Source data:
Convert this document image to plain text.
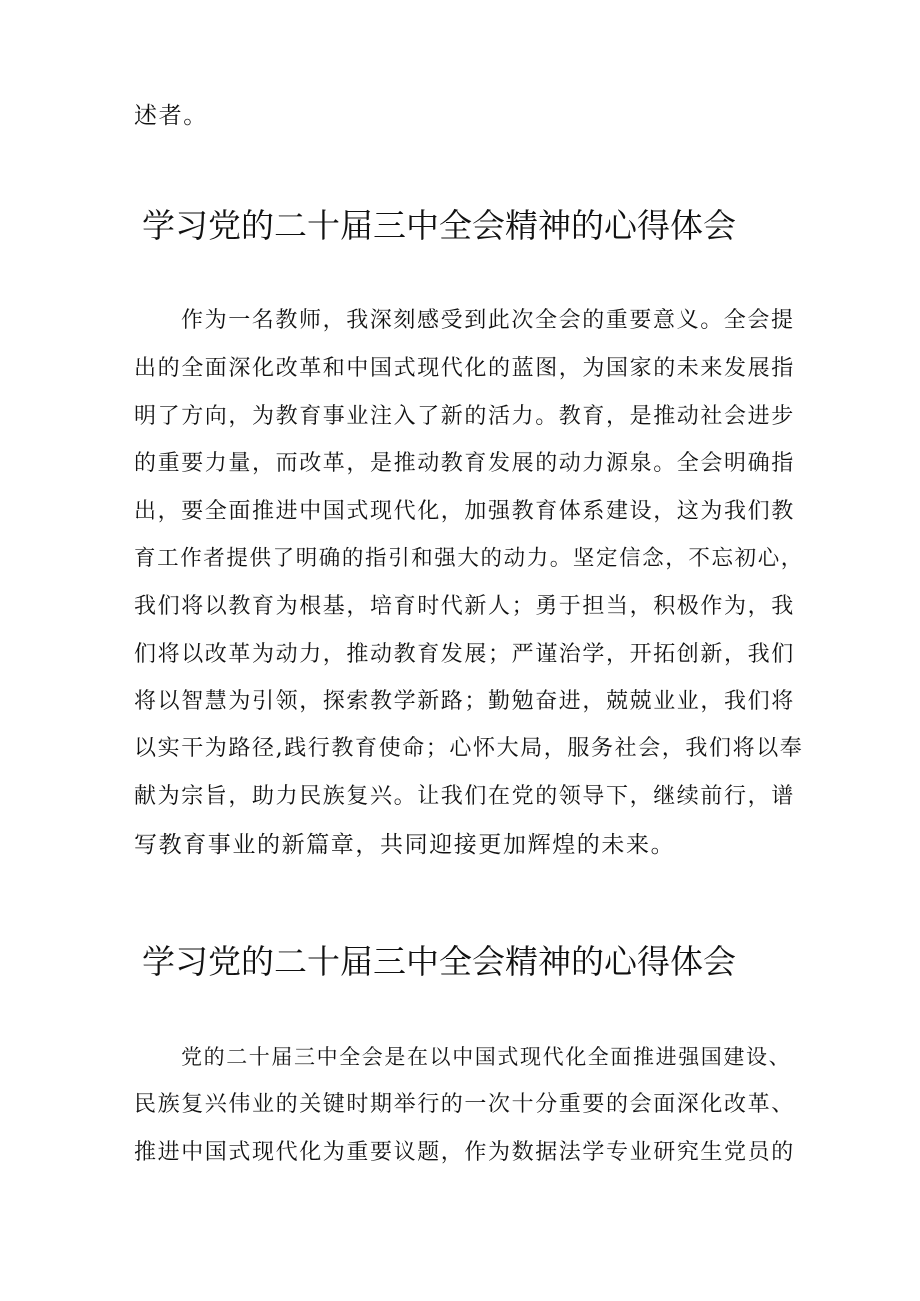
述者。
学习党的二十届三中全会精神的心得体会
作为一名教师，我深刻感受到此次全会的重要意义。全会提
出的全面深化改革和中国式现代化的蓝图，为国家的未来发展指
明了方向，为教育事业注入了新的活力。教育，是推动社会进步
的重要力量，而改革，是推动教育发展的动力源泉。全会明确指
出，要全面推进中国式现代化，加强教育体系建设，这为我们教
育工作者提供了明确的指引和强大的动力。坚定信念，不忘初心，
我们将以教育为根基，培育时代新人；勇于担当，积极作为，我
们将以改革为动力，推动教育发展；严谨治学，开拓创新，我们
将以智慧为引领，探索教学新路；勤勉奋进，兢兢业业，我们将
以实干为路径,践行教育使命；心怀大局，服务社会，我们将以奉
献为宗旨，助力民族复兴。让我们在党的领导下，继续前行，谱
写教育事业的新篇章，共同迎接更加辉煌的未来。
学习党的二十届三中全会精神的心得体会
党的二十届三中全会是在以中国式现代化全面推进强国建设、
民族复兴伟业的关键时期举行的一次十分重要的会面深化改革、
推进中国式现代化为重要议题，作为数据法学专业研究生党员的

Task prompt: Omit the images and transcribe all of the records above word for word.

Finished task:
Convert this document image to plain text.
述者。
学习党的二十届三中全会精神的心得体会
作为一名教师，我深刻感受到此次全会的重要意义。全会提
出的全面深化改革和中国式现代化的蓝图，为国家的未来发展指
明了方向，为教育事业注入了新的活力。教育，是推动社会进步
的重要力量，而改革，是推动教育发展的动力源泉。全会明确指
出，要全面推进中国式现代化，加强教育体系建设，这为我们教
育工作者提供了明确的指引和强大的动力。坚定信念，不忘初心，
我们将以教育为根基，培育时代新人；勇于担当，积极作为，我
们将以改革为动力，推动教育发展；严谨治学，开拓创新，我们
将以智慧为引领，探索教学新路；勤勉奋进，兢兢业业，我们将
以实干为路径,践行教育使命；心怀大局，服务社会，我们将以奉
献为宗旨，助力民族复兴。让我们在党的领导下，继续前行，谱
写教育事业的新篇章，共同迎接更加辉煌的未来。
学习党的二十届三中全会精神的心得体会
党的二十届三中全会是在以中国式现代化全面推进强国建设、
民族复兴伟业的关键时期举行的一次十分重要的会面深化改革、
推进中国式现代化为重要议题，作为数据法学专业研究生党员的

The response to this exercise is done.